Records from a collection -

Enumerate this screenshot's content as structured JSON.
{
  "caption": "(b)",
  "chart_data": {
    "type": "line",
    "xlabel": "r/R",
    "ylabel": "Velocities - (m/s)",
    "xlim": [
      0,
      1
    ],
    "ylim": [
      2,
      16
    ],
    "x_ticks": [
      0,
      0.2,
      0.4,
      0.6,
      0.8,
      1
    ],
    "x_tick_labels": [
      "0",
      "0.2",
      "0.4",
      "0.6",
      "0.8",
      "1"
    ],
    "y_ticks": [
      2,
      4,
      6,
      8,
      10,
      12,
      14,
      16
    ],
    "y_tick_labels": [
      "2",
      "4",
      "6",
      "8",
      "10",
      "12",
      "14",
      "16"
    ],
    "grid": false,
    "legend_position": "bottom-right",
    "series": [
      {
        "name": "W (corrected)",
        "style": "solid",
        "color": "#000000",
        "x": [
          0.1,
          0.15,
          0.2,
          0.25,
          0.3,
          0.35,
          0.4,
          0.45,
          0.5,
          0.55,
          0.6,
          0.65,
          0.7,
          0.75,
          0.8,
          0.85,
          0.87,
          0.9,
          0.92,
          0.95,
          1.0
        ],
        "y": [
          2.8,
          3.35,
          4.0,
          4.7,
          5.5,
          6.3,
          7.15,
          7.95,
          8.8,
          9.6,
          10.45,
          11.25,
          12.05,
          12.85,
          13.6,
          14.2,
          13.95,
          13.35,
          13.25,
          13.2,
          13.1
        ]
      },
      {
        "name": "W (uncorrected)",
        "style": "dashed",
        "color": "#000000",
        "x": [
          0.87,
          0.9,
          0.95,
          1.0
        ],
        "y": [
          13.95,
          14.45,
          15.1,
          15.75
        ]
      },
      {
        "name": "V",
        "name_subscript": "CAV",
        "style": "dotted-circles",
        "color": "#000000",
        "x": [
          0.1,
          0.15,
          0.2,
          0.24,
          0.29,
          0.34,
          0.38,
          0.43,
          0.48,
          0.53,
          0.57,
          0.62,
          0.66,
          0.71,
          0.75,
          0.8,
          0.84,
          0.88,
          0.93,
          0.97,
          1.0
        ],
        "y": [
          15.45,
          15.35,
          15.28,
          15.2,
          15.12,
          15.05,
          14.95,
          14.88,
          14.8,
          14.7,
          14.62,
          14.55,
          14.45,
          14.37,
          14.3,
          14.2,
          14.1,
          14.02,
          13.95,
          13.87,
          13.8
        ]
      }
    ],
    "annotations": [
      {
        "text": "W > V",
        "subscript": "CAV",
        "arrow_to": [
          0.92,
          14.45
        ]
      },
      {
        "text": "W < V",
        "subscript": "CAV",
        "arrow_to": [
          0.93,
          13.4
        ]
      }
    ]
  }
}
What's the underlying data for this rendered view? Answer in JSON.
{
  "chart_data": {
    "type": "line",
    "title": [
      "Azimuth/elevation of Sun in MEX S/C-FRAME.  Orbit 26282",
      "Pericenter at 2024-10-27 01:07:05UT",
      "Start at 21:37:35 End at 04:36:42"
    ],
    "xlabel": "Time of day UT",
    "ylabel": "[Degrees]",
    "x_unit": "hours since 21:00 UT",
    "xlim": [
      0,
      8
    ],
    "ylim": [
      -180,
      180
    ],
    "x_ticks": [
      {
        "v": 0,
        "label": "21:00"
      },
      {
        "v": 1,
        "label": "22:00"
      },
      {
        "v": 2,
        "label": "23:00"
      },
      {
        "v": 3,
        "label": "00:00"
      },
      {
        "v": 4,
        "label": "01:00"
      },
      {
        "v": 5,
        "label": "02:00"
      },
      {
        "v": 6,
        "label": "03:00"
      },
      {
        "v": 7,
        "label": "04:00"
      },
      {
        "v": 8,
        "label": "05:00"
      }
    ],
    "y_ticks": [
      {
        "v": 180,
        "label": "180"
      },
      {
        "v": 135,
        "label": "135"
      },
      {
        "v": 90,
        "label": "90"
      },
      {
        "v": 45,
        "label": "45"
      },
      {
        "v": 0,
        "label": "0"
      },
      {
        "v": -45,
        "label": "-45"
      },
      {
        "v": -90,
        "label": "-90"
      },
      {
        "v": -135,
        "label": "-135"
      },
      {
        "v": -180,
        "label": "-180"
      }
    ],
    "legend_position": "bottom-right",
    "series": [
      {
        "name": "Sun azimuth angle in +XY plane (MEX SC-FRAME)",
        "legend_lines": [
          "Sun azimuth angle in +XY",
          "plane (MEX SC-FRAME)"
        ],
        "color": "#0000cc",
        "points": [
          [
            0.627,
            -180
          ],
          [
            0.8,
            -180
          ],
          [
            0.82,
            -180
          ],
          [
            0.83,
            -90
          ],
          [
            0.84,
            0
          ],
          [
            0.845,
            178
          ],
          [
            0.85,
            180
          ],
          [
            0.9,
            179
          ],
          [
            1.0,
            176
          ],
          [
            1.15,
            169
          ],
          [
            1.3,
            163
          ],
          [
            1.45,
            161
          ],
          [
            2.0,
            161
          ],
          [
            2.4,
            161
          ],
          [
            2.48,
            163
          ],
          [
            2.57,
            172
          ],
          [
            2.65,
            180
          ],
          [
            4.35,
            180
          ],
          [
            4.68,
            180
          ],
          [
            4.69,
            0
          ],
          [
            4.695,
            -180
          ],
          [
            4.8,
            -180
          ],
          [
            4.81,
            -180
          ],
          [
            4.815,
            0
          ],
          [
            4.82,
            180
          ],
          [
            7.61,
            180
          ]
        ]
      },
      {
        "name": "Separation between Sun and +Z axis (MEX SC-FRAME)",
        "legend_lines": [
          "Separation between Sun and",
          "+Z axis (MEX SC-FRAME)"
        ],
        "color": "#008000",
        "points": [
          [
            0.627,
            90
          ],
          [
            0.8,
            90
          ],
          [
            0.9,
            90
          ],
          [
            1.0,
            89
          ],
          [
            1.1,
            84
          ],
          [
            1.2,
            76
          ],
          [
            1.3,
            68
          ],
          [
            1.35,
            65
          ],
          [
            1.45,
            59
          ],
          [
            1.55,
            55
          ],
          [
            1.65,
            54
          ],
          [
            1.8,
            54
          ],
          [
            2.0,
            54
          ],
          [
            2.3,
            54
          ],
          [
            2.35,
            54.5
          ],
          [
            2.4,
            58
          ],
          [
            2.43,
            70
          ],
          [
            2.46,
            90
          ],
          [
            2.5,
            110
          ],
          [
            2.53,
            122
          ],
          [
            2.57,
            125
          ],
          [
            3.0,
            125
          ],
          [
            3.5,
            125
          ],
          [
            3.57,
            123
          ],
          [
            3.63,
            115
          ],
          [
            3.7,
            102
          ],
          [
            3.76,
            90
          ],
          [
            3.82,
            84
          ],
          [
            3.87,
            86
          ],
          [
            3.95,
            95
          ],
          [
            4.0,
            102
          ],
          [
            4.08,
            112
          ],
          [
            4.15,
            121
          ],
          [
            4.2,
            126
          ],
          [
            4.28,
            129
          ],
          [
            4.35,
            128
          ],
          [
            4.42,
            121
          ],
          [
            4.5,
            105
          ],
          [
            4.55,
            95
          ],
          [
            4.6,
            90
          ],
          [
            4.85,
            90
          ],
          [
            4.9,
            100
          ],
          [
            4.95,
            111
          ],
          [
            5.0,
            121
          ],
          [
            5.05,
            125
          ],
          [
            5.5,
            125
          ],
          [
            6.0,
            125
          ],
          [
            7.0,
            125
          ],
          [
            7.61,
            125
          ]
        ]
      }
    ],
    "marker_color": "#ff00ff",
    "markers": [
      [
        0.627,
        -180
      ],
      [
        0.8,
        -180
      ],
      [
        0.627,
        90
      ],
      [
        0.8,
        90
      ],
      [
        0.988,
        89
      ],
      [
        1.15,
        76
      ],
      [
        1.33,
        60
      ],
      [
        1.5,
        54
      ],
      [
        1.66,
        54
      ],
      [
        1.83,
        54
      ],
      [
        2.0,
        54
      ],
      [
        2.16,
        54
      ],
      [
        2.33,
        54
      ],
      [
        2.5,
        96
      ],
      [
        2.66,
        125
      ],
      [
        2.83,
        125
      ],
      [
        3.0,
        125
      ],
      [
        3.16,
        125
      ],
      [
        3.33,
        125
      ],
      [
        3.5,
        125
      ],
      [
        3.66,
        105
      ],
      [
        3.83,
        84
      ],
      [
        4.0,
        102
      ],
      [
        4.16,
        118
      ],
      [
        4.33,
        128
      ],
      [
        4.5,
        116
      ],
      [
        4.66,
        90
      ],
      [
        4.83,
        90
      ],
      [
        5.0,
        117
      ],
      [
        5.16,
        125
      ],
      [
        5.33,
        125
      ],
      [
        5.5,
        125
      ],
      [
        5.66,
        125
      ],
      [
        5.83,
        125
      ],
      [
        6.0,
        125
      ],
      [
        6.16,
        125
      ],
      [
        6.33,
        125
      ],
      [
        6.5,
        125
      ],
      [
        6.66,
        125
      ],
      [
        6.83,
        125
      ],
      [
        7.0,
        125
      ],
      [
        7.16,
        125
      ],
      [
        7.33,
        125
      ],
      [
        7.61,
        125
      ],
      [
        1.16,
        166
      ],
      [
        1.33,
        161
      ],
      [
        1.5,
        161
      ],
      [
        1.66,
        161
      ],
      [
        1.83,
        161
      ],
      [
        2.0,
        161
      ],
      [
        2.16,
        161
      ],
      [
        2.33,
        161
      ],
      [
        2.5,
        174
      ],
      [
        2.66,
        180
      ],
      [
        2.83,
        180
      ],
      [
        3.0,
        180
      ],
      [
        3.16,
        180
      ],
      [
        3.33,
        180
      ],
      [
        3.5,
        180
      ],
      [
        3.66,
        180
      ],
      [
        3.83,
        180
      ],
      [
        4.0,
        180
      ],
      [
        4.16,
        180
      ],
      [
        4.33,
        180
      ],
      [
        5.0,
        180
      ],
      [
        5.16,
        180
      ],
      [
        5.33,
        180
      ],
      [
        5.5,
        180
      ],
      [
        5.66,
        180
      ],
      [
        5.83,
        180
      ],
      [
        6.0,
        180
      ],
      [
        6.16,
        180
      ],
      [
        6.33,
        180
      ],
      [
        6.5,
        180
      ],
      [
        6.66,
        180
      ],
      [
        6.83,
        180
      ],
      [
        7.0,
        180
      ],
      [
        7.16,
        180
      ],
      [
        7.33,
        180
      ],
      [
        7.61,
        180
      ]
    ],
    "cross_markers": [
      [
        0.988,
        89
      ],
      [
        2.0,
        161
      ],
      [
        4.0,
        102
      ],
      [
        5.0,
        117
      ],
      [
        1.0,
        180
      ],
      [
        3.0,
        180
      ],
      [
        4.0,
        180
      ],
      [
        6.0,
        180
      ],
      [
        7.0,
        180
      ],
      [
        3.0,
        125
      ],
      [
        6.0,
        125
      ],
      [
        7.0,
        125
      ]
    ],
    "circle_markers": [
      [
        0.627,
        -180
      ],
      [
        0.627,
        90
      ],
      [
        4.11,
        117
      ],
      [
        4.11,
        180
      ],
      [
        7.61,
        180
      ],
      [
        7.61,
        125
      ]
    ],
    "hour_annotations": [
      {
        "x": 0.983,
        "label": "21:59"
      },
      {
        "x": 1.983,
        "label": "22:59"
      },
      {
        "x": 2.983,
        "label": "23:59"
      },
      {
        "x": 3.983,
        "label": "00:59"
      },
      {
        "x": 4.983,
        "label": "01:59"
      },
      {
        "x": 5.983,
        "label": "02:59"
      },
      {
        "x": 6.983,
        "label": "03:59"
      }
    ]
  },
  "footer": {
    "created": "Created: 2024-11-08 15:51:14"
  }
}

WRITTEN EXERCISE -
Extract each line from the entries above that contains the string "JSON".

TASK ANSWER -
Enumerate this screenshot's content as structured JSON.
What's the underlying data for this rendered view? Answer in JSON.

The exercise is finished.